Records from a dataset:
----

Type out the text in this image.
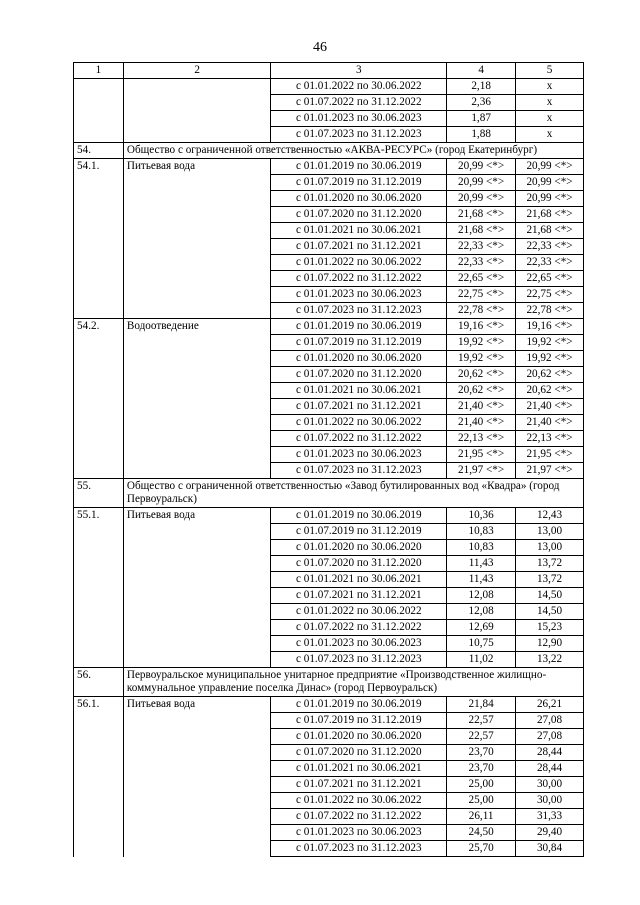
46
1	2	3	4	5
		с 01.01.2022 по 30.06.2022	2,18	х
		с 01.07.2022 по 31.12.2022	2,36	х
		с 01.01.2023 по 30.06.2023	1,87	х
		с 01.07.2023 по 31.12.2023	1,88	х
54.	Общество с ограниченной ответственностью «АКВА-РЕСУРС» (город Екатеринбург)			
54.1.	Питьевая вода	с 01.01.2019 по 30.06.2019	20,99 <*>	20,99 <*>
		с 01.07.2019 по 31.12.2019	20,99 <*>	20,99 <*>
		с 01.01.2020 по 30.06.2020	20,99 <*>	20,99 <*>
		с 01.07.2020 по 31.12.2020	21,68 <*>	21,68 <*>
		с 01.01.2021 по 30.06.2021	21,68 <*>	21,68 <*>
		с 01.07.2021 по 31.12.2021	22,33 <*>	22,33 <*>
		с 01.01.2022 по 30.06.2022	22,33 <*>	22,33 <*>
		с 01.07.2022 по 31.12.2022	22,65 <*>	22,65 <*>
		с 01.01.2023 по 30.06.2023	22,75 <*>	22,75 <*>
		с 01.07.2023 по 31.12.2023	22,78 <*>	22,78 <*>
54.2.	Водоотведение	с 01.01.2019 по 30.06.2019	19,16 <*>	19,16 <*>
		с 01.07.2019 по 31.12.2019	19,92 <*>	19,92 <*>
		с 01.01.2020 по 30.06.2020	19,92 <*>	19,92 <*>
		с 01.07.2020 по 31.12.2020	20,62 <*>	20,62 <*>
		с 01.01.2021 по 30.06.2021	20,62 <*>	20,62 <*>
		с 01.07.2021 по 31.12.2021	21,40 <*>	21,40 <*>
		с 01.01.2022 по 30.06.2022	21,40 <*>	21,40 <*>
		с 01.07.2022 по 31.12.2022	22,13 <*>	22,13 <*>
		с 01.01.2023 по 30.06.2023	21,95 <*>	21,95 <*>
		с 01.07.2023 по 31.12.2023	21,97 <*>	21,97 <*>
55.	Общество с ограниченной ответственностью «Завод бутилированных вод «Квадра» (город Первоуральск)			
55.1.	Питьевая вода	с 01.01.2019 по 30.06.2019	10,36	12,43
		с 01.07.2019 по 31.12.2019	10,83	13,00
		с 01.01.2020 по 30.06.2020	10,83	13,00
		с 01.07.2020 по 31.12.2020	11,43	13,72
		с 01.01.2021 по 30.06.2021	11,43	13,72
		с 01.07.2021 по 31.12.2021	12,08	14,50
		с 01.01.2022 по 30.06.2022	12,08	14,50
		с 01.07.2022 по 31.12.2022	12,69	15,23
		с 01.01.2023 по 30.06.2023	10,75	12,90
		с 01.07.2023 по 31.12.2023	11,02	13,22
56.	Первоуральское муниципальное унитарное предприятие «Производственное жилищно-коммунальное управление поселка Динас» (город Первоуральск)			
56.1.	Питьевая вода	с 01.01.2019 по 30.06.2019	21,84	26,21
		с 01.07.2019 по 31.12.2019	22,57	27,08
		с 01.01.2020 по 30.06.2020	22,57	27,08
		с 01.07.2020 по 31.12.2020	23,70	28,44
		с 01.01.2021 по 30.06.2021	23,70	28,44
		с 01.07.2021 по 31.12.2021	25,00	30,00
		с 01.01.2022 по 30.06.2022	25,00	30,00
		с 01.07.2022 по 31.12.2022	26,11	31,33
		с 01.01.2023 по 30.06.2023	24,50	29,40
		с 01.07.2023 по 31.12.2023	25,70	30,84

----

Collect the lines that hold "Общество".

54.	Общество с ограниченной ответственностью «АКВА-РЕСУРС» (город Екатеринбург)			
55.	Общество с ограниченной ответственностью «Завод бутилированных вод «Квадра» (город Первоуральск)			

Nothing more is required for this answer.